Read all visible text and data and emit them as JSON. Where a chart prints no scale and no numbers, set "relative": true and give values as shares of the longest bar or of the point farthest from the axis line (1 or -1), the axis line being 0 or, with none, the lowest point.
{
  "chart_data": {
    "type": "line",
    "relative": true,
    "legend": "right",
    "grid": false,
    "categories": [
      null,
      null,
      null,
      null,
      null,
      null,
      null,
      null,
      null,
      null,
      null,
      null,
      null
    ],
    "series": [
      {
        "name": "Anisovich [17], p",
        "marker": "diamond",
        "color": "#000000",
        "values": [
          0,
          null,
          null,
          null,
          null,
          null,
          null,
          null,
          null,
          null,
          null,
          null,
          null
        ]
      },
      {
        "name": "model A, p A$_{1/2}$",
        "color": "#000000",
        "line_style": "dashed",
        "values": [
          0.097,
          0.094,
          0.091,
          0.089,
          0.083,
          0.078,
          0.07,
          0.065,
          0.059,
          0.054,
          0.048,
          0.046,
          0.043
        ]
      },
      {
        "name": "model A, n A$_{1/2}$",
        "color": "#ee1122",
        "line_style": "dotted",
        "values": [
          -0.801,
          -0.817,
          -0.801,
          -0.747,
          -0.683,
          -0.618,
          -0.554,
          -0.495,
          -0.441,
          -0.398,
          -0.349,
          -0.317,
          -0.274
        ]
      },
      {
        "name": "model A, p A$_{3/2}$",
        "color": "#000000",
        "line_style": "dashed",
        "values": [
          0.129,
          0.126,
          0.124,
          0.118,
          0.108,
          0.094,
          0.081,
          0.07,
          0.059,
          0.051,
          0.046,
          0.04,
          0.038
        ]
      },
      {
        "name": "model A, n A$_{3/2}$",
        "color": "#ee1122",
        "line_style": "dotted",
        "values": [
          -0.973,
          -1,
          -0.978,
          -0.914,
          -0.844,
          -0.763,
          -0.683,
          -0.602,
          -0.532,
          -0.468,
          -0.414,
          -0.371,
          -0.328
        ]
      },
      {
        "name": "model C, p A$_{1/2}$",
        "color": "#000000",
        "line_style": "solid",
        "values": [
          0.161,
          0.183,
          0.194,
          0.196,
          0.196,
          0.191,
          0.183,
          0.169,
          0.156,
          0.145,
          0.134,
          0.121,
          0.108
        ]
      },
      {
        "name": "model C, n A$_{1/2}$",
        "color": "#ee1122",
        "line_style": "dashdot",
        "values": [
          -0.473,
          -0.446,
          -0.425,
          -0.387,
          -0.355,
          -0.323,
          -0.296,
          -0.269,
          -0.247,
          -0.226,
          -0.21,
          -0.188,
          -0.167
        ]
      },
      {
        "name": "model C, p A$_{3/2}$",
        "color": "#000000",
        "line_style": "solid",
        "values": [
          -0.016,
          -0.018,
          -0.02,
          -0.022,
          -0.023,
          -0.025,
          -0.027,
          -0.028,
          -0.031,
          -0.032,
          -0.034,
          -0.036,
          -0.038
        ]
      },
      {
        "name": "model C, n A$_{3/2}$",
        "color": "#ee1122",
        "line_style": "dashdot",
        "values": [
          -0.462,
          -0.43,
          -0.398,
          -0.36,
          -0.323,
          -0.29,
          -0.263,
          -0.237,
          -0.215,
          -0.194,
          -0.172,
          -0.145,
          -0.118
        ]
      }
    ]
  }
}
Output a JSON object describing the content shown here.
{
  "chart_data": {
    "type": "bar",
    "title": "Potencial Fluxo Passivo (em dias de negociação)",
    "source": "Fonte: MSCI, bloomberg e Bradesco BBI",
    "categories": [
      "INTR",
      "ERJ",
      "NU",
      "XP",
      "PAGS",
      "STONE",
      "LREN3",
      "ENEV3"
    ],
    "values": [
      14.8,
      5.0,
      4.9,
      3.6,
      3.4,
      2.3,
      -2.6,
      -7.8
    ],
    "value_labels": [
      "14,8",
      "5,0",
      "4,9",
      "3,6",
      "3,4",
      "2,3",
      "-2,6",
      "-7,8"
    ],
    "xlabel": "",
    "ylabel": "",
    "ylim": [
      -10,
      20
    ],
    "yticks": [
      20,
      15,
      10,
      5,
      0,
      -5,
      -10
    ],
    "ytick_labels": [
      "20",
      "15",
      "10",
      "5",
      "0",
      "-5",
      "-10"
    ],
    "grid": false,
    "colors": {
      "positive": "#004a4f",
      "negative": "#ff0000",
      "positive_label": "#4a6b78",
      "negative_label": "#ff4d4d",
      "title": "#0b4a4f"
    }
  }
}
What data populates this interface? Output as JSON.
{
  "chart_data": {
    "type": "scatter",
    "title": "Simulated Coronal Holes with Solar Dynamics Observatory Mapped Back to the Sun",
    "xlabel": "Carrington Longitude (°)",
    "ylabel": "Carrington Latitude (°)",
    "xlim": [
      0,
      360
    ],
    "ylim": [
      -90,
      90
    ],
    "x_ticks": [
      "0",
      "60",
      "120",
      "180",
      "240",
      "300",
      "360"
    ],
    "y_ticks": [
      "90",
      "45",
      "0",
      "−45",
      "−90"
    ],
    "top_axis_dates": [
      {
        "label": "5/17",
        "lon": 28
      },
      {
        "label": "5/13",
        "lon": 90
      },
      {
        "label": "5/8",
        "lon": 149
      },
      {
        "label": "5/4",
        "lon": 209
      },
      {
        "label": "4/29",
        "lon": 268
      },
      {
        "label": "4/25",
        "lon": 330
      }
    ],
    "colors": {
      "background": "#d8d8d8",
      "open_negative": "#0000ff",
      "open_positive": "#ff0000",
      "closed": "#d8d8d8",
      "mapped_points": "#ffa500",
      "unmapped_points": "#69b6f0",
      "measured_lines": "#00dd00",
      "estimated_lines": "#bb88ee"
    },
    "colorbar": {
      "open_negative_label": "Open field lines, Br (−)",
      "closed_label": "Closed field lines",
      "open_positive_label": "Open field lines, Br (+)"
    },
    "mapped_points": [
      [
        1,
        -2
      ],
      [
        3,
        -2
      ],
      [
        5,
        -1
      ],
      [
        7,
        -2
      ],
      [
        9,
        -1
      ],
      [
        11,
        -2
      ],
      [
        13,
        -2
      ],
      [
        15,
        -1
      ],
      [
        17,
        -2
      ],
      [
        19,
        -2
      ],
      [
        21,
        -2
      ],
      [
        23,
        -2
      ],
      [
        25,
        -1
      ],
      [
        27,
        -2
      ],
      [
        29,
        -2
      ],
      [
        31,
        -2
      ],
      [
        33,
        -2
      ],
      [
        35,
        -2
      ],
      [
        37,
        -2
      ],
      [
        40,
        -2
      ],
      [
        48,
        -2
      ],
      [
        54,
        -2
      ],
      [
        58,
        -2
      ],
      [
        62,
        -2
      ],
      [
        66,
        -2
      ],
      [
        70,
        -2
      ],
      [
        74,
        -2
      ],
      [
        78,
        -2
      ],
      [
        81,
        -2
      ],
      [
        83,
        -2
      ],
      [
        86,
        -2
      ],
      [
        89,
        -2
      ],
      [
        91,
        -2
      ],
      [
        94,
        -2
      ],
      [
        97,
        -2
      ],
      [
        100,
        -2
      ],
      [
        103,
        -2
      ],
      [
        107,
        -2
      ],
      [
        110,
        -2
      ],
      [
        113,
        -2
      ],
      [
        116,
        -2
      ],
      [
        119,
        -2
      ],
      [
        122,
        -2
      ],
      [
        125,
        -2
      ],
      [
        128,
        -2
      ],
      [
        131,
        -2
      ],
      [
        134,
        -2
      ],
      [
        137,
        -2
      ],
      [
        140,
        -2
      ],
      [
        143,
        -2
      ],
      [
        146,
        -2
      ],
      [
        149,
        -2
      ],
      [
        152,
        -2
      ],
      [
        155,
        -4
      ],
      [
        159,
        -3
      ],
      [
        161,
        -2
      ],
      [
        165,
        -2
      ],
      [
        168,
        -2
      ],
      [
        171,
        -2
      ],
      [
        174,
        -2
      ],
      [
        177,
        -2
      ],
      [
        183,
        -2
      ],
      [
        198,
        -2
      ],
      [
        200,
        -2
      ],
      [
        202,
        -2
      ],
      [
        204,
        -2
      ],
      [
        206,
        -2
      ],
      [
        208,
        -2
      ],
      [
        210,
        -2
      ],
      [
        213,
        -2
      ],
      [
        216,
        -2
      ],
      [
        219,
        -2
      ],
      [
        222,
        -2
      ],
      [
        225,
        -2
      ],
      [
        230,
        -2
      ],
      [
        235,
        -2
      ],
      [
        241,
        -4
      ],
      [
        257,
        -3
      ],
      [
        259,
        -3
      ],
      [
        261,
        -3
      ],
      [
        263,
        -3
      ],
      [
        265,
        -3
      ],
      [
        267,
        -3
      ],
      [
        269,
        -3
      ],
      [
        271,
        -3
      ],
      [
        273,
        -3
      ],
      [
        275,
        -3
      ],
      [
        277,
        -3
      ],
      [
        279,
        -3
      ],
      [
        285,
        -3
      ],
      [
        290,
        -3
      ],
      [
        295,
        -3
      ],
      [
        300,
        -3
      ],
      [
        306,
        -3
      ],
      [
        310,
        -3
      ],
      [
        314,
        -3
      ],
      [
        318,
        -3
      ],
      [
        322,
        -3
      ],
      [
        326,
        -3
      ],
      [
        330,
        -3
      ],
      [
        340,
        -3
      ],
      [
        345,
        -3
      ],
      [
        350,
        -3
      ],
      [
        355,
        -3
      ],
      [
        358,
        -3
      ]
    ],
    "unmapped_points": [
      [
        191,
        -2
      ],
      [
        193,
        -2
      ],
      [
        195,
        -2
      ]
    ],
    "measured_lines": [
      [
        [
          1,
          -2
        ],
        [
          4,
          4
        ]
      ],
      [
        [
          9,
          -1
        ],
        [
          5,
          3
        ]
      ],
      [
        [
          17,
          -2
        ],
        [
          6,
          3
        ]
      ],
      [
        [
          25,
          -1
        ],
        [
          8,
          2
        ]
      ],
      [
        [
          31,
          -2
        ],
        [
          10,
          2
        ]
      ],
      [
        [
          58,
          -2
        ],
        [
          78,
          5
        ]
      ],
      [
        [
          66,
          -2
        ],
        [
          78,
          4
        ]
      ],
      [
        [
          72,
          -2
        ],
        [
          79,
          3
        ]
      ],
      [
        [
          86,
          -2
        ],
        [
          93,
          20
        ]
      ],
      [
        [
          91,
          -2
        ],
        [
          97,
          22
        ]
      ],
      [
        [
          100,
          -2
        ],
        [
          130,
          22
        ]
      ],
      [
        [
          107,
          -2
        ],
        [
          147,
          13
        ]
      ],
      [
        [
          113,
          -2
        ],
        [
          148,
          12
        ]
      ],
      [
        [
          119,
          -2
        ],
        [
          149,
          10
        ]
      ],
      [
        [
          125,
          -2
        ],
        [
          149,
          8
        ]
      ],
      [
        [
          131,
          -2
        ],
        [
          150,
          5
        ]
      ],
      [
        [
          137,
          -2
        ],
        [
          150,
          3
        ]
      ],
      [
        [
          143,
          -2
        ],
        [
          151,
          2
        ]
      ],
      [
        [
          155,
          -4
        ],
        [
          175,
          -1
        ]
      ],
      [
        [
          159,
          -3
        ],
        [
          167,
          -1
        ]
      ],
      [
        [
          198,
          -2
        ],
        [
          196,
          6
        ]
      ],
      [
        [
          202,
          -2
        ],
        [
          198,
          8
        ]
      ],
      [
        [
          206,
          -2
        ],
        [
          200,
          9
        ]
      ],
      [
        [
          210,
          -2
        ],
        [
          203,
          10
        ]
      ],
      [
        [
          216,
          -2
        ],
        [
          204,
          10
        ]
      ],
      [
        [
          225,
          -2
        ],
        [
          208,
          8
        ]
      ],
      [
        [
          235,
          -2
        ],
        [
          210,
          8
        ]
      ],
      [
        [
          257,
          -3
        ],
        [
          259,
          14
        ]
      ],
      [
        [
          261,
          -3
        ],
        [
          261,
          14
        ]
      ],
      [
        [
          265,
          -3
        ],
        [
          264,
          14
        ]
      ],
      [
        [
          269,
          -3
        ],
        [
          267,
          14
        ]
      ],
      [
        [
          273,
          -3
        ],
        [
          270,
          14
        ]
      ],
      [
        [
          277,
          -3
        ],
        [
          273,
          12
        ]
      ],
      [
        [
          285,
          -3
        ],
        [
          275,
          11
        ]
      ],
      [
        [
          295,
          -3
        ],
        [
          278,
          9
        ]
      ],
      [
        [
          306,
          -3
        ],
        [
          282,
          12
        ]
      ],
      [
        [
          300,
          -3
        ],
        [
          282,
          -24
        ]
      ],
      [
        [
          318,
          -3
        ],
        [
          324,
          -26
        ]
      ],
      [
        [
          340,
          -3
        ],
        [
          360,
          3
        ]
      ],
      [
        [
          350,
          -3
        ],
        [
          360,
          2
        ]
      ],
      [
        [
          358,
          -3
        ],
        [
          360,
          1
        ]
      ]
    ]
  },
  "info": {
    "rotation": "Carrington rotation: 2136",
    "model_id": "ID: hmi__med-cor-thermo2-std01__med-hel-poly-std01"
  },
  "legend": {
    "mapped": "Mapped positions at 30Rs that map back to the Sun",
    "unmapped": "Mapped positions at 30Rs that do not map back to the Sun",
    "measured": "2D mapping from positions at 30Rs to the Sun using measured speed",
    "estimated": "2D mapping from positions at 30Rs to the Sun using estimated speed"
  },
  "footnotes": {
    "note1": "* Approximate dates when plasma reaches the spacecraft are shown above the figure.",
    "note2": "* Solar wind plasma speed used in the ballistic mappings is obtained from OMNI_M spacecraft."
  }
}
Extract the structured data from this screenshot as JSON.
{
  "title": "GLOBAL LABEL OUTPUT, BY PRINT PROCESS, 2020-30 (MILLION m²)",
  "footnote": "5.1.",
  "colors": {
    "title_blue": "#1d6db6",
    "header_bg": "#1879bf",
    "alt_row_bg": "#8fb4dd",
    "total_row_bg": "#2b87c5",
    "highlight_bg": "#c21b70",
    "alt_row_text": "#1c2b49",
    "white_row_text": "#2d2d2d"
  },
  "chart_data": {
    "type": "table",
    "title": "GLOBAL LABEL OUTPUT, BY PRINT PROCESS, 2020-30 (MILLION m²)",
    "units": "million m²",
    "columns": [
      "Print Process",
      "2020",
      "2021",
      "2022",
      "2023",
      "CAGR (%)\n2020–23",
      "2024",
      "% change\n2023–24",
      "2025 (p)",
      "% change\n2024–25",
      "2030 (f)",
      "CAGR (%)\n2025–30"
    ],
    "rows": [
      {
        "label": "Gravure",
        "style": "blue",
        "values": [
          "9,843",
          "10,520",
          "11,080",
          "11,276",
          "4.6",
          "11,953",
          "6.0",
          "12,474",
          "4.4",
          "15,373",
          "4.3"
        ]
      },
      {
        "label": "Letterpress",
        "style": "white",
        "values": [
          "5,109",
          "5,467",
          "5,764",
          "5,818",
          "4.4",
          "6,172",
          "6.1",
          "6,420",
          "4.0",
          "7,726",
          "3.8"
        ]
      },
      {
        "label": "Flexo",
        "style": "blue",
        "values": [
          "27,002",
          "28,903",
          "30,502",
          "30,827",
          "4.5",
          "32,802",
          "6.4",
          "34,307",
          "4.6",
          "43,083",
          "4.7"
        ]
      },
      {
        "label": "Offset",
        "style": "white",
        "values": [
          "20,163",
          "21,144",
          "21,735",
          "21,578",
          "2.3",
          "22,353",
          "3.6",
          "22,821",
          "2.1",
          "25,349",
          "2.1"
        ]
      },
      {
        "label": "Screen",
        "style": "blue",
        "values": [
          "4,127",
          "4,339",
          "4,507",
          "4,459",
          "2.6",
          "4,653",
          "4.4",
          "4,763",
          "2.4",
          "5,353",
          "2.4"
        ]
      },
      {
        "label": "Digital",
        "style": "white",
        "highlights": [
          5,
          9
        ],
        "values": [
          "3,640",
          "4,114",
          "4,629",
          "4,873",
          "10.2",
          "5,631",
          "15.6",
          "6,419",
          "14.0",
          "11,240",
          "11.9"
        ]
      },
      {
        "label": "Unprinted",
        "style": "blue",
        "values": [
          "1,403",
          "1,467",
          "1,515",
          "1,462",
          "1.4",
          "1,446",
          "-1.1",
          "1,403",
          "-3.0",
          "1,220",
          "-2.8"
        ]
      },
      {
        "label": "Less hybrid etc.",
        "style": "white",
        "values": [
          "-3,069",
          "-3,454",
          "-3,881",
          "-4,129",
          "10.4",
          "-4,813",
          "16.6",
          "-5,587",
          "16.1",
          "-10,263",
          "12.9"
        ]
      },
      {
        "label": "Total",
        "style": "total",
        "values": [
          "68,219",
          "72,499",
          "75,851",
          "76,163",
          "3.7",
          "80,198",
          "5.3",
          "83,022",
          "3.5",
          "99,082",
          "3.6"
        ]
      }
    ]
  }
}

▶ _OBJECTIVE_
Look through the entries above; copy each line where the string "relative" appears.

▶ _THE COMPLETED TASK_
Read all visible text and data and emit them as JSON. Where a chart prints no scale and no numbers, set "relative": true and give values as shares of the longest bar or of the point farthest from the axis line (1 or -1), the axis line being 0 or, with none, the lowest point.
    "relative": true,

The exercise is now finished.